## RECORDS FOR THIS TASK

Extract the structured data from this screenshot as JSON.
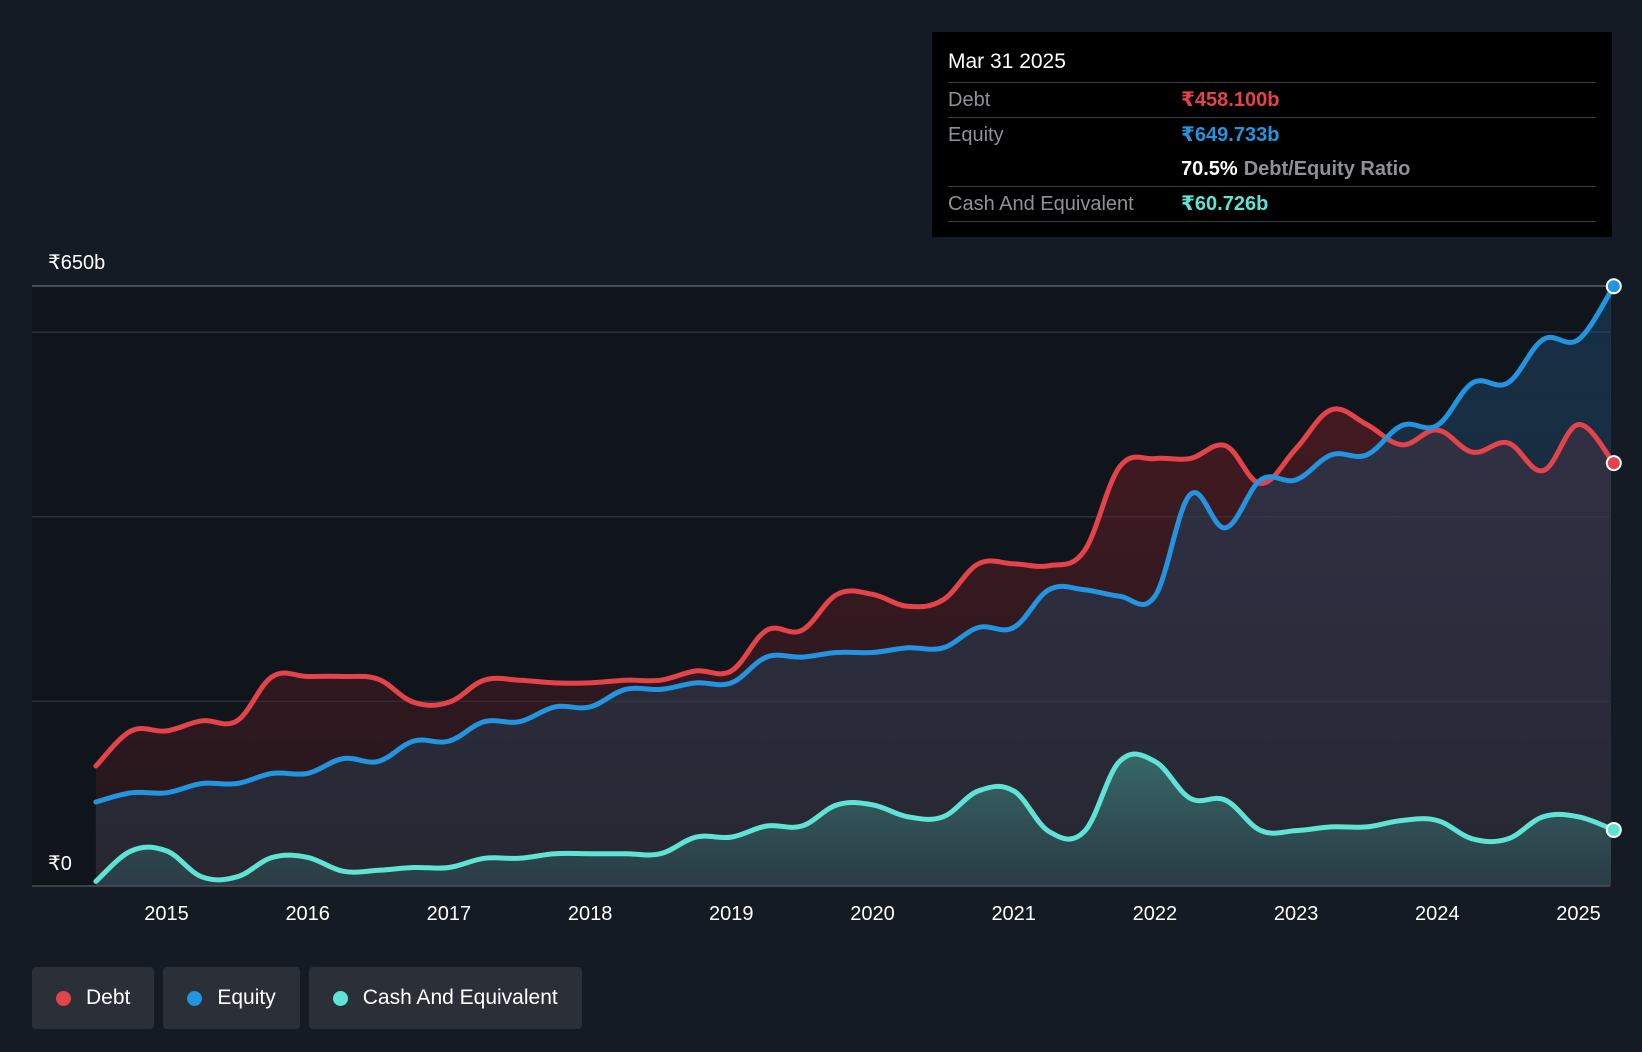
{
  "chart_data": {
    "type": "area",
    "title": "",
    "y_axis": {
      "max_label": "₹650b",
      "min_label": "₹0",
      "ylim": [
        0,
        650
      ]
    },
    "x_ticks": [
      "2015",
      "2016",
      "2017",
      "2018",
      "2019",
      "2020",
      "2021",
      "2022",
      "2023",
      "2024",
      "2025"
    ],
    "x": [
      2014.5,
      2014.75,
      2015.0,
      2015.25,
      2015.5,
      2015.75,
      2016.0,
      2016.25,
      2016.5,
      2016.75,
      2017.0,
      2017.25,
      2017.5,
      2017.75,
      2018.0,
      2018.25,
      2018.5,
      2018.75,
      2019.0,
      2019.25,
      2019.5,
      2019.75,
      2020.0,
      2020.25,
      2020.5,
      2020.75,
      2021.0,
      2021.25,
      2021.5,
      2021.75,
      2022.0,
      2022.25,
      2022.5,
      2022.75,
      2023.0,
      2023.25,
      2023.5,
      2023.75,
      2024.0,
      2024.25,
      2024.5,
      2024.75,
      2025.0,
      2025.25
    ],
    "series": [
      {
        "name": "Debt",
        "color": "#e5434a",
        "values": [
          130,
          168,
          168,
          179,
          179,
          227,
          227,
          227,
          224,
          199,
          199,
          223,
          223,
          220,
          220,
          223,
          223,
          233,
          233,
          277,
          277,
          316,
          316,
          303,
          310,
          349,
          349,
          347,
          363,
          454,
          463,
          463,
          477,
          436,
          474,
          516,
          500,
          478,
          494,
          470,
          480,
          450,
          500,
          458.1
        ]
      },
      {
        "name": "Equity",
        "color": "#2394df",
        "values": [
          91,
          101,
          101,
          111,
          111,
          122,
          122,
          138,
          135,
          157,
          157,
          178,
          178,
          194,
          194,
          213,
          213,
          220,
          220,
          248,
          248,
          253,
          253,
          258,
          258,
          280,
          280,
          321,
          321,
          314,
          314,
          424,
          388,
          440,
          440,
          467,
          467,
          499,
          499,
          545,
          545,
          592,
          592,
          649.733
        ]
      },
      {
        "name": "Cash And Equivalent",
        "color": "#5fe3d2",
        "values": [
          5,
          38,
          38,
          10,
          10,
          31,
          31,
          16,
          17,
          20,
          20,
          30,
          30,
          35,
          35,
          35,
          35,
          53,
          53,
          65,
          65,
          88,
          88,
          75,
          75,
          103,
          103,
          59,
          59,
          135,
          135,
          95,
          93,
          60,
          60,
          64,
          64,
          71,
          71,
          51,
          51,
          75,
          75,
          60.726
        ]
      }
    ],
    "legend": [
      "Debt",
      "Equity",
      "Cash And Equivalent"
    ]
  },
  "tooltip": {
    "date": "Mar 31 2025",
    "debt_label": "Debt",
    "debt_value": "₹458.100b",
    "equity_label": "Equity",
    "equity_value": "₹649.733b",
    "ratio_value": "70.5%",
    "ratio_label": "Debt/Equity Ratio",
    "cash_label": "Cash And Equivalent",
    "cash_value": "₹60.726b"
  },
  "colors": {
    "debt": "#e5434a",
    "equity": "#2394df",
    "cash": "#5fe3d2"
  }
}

* * *

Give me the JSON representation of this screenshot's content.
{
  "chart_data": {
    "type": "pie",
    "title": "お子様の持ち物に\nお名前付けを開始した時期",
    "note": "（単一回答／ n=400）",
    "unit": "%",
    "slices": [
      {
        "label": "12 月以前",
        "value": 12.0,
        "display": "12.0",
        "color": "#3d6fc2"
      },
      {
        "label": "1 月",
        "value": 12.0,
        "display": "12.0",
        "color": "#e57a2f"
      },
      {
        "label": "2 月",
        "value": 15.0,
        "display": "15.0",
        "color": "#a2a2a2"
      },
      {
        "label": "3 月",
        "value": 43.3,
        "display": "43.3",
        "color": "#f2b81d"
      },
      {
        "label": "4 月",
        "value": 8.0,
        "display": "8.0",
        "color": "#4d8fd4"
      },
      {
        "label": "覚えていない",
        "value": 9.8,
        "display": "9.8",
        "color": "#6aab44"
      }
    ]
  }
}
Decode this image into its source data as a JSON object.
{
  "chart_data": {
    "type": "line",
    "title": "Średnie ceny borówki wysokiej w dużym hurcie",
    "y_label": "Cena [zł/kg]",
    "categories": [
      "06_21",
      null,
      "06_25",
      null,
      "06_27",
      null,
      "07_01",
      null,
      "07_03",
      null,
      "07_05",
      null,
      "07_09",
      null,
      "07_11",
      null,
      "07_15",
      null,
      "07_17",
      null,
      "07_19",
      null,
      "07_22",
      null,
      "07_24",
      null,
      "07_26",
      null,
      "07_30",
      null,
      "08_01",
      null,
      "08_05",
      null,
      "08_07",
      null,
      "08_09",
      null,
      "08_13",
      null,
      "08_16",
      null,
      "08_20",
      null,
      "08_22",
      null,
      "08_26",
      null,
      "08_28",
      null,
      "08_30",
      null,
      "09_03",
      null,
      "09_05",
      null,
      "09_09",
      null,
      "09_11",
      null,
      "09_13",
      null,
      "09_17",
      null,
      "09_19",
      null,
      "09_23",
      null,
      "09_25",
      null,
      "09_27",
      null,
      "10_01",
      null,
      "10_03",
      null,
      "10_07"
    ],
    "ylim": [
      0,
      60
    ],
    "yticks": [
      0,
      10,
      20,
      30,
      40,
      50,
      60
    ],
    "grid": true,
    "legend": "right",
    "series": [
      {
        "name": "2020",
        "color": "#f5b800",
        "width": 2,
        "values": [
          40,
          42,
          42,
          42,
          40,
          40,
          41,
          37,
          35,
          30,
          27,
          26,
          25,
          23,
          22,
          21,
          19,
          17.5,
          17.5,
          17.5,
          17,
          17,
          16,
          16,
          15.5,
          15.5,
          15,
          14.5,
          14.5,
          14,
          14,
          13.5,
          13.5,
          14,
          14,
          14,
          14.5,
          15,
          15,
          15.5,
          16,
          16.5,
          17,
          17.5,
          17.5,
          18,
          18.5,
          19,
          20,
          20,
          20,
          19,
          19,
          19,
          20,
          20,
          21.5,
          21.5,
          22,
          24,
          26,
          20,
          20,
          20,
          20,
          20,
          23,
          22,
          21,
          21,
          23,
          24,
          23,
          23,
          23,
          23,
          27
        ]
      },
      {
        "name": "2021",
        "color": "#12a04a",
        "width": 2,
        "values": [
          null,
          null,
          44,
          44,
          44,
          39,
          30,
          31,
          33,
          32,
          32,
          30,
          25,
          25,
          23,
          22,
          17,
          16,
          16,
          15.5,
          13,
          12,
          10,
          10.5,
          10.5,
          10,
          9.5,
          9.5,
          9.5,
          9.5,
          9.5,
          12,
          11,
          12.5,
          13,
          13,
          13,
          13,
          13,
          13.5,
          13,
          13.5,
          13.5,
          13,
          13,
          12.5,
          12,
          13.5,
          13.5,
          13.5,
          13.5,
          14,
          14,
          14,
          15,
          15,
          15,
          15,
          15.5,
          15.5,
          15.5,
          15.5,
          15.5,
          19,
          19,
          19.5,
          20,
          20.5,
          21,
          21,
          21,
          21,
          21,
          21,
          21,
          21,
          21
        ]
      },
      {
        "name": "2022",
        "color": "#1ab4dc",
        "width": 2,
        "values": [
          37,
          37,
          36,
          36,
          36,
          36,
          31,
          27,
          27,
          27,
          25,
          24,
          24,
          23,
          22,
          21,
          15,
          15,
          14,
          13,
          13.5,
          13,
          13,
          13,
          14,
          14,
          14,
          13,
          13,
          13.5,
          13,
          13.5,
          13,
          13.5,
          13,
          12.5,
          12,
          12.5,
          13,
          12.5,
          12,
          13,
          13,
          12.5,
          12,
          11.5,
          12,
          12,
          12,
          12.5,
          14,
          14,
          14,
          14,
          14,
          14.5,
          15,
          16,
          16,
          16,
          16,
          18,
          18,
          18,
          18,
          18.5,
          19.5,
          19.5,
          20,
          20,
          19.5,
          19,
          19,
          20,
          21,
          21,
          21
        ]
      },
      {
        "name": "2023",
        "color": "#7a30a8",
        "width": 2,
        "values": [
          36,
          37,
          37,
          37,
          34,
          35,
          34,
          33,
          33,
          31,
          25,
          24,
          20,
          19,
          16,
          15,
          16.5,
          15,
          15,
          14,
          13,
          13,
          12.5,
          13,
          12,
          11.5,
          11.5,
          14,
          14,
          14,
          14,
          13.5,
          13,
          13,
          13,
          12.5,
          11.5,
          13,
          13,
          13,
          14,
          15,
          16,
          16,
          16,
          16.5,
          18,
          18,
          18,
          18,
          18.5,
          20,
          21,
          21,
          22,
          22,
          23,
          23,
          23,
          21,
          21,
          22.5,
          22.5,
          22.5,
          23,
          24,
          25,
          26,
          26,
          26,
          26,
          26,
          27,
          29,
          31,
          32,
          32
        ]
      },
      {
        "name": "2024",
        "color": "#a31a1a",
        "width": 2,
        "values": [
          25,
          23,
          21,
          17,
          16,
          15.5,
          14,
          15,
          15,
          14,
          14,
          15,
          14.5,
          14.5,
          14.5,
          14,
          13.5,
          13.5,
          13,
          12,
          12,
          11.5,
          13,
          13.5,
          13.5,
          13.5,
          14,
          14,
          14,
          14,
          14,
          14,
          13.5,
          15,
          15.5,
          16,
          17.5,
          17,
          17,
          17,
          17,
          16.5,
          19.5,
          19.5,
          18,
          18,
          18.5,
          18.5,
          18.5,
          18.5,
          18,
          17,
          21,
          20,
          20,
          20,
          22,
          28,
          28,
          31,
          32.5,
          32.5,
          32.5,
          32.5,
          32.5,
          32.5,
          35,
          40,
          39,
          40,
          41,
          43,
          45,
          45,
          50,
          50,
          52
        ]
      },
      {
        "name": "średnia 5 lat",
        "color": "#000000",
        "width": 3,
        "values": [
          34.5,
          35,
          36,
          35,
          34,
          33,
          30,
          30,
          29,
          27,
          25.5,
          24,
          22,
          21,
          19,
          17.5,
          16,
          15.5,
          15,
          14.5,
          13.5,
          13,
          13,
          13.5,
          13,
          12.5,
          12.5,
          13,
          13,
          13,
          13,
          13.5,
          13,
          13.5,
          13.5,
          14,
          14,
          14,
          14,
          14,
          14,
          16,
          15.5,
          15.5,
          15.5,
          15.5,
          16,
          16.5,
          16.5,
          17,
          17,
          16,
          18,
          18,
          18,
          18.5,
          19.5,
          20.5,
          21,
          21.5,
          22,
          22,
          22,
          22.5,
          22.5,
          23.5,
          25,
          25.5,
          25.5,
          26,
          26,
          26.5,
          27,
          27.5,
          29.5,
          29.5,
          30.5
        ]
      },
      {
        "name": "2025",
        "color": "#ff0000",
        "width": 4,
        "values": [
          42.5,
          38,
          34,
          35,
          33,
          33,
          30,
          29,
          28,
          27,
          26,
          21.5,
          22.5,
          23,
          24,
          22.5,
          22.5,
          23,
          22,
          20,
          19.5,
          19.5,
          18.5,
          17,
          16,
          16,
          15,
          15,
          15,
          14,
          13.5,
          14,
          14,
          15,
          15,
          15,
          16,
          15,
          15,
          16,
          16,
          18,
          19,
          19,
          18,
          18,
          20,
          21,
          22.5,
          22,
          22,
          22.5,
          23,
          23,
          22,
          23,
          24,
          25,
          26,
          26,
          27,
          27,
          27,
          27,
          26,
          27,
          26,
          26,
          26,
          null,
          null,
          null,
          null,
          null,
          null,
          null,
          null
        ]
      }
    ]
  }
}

...

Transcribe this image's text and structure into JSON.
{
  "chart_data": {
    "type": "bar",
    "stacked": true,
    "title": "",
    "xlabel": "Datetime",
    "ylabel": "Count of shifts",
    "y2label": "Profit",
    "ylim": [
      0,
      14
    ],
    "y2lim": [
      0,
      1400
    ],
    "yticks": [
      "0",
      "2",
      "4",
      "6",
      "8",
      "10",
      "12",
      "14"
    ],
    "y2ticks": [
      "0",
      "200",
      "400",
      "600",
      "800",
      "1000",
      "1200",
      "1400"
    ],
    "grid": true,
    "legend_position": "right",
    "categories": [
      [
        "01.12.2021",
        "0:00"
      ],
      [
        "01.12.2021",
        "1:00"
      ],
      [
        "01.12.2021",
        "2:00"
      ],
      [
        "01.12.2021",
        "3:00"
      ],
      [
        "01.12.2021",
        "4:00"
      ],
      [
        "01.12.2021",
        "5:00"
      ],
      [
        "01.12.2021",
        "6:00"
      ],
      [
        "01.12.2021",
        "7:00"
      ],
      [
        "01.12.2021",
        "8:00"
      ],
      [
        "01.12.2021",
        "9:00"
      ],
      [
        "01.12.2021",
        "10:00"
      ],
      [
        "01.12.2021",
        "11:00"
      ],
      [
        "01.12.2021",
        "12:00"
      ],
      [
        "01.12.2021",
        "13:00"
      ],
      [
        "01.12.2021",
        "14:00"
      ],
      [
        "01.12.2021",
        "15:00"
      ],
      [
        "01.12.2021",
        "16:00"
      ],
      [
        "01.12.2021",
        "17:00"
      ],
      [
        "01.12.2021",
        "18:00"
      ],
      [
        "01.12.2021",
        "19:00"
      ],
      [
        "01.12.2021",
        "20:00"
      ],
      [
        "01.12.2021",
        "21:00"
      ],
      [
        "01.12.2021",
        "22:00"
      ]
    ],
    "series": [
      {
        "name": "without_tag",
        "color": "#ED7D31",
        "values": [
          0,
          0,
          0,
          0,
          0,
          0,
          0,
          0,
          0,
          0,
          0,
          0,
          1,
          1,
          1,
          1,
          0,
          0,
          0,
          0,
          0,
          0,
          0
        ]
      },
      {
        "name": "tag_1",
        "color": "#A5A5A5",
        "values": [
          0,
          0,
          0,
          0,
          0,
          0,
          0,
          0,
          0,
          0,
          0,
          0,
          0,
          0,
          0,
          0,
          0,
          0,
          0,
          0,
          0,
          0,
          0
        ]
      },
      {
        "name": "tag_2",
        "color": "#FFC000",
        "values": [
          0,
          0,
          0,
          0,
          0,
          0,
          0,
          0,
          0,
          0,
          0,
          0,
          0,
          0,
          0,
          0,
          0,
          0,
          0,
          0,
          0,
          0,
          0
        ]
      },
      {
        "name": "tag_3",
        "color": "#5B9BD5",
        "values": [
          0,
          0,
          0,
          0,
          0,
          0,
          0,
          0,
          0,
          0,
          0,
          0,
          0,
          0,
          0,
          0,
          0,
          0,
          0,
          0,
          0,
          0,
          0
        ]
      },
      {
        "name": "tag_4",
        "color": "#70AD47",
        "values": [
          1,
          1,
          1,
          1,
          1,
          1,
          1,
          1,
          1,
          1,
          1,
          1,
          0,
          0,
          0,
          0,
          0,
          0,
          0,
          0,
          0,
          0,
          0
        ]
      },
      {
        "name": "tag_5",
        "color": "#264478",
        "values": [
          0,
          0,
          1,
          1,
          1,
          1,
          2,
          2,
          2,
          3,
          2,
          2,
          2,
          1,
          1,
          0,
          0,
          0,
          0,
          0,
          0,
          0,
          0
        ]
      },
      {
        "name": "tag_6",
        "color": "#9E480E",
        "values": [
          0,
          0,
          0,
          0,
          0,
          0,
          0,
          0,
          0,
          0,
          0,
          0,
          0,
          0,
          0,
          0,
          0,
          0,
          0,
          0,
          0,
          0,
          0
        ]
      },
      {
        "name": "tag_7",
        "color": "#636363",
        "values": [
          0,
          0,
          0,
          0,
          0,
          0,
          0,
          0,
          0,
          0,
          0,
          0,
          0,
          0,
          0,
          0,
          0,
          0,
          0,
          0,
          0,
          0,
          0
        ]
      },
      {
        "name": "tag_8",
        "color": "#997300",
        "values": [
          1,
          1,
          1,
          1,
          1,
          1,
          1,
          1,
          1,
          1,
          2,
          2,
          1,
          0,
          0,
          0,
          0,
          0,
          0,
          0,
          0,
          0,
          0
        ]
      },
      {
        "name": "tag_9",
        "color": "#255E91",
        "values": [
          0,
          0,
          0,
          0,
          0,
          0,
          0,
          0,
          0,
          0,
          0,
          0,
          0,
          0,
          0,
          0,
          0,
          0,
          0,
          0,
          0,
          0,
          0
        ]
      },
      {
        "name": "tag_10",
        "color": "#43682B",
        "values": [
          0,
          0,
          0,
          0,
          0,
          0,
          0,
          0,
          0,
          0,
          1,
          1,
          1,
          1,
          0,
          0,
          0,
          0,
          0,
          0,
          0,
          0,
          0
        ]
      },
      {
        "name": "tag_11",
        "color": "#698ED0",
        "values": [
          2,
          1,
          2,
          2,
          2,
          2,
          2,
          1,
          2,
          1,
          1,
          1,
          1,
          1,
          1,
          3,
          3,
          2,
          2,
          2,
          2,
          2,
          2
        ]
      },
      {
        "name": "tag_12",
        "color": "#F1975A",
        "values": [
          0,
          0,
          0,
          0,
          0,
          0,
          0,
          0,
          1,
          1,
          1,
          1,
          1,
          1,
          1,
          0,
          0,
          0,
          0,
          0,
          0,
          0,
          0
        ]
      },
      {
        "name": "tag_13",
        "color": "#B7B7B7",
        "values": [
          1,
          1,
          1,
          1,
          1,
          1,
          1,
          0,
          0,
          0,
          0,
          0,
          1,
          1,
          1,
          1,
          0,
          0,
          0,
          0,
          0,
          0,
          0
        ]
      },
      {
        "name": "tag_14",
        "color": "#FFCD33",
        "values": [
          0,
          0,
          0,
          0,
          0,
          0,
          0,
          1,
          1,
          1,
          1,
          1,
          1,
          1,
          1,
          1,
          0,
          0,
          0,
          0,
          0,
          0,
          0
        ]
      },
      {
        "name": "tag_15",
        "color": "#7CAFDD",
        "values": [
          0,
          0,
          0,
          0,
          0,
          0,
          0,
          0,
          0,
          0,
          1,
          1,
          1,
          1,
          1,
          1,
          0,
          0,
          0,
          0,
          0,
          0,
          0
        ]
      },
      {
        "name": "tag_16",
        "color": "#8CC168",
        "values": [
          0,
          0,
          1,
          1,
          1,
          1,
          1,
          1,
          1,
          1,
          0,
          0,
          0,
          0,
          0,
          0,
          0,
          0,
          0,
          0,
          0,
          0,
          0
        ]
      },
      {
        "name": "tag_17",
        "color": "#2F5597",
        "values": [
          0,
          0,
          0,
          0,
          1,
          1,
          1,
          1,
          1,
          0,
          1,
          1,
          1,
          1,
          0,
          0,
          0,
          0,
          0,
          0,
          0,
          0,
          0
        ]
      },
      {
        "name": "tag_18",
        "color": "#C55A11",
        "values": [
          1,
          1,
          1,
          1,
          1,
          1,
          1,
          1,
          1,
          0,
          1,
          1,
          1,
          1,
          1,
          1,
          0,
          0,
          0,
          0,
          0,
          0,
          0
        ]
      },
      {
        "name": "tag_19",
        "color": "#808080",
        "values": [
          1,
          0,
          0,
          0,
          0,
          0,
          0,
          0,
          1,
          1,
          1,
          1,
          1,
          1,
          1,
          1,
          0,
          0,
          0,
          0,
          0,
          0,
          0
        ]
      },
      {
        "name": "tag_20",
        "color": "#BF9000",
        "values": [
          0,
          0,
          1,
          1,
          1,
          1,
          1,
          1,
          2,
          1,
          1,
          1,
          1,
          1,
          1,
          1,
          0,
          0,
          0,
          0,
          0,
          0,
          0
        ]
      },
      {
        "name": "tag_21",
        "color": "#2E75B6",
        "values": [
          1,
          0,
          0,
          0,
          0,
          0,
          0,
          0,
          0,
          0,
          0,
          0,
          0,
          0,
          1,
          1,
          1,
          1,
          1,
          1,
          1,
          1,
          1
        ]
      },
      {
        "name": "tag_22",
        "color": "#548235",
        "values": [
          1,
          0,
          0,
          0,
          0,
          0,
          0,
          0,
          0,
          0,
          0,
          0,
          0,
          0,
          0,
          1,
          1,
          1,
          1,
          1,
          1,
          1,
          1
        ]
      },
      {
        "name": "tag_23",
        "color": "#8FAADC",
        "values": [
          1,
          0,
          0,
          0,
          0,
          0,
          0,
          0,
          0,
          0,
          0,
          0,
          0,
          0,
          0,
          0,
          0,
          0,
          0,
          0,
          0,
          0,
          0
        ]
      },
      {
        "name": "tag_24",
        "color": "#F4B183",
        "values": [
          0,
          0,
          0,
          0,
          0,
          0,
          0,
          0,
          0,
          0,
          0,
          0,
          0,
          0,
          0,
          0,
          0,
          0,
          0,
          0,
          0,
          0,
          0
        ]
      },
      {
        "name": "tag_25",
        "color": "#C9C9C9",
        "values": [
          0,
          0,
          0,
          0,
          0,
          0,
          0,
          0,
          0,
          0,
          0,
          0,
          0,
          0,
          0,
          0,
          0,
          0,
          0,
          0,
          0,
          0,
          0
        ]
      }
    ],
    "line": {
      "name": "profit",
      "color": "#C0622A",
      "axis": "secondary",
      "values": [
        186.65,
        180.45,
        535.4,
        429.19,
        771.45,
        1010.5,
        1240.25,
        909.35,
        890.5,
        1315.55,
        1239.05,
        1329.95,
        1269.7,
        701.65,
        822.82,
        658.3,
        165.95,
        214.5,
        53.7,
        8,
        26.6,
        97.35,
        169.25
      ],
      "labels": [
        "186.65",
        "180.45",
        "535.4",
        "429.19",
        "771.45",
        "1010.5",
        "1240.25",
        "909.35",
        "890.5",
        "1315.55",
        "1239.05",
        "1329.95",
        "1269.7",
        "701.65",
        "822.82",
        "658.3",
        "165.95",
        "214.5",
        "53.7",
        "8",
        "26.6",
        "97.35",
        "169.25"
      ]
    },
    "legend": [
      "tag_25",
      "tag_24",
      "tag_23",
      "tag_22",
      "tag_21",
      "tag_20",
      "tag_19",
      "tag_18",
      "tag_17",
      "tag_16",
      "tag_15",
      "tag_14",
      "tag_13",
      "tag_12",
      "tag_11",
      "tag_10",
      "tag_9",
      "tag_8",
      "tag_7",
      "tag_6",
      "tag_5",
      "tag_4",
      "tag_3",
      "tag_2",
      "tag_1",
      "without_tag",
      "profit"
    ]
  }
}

## DIRECTIVE
Reproduce each line from the records that contains the word "display".

## OUTPUT OF THE EXERCISE
        "display": "12.0",
        "display": "12.0",
        "display": "15.0",
        "display": "43.3",
        "display": "8.0",
        "display": "9.8",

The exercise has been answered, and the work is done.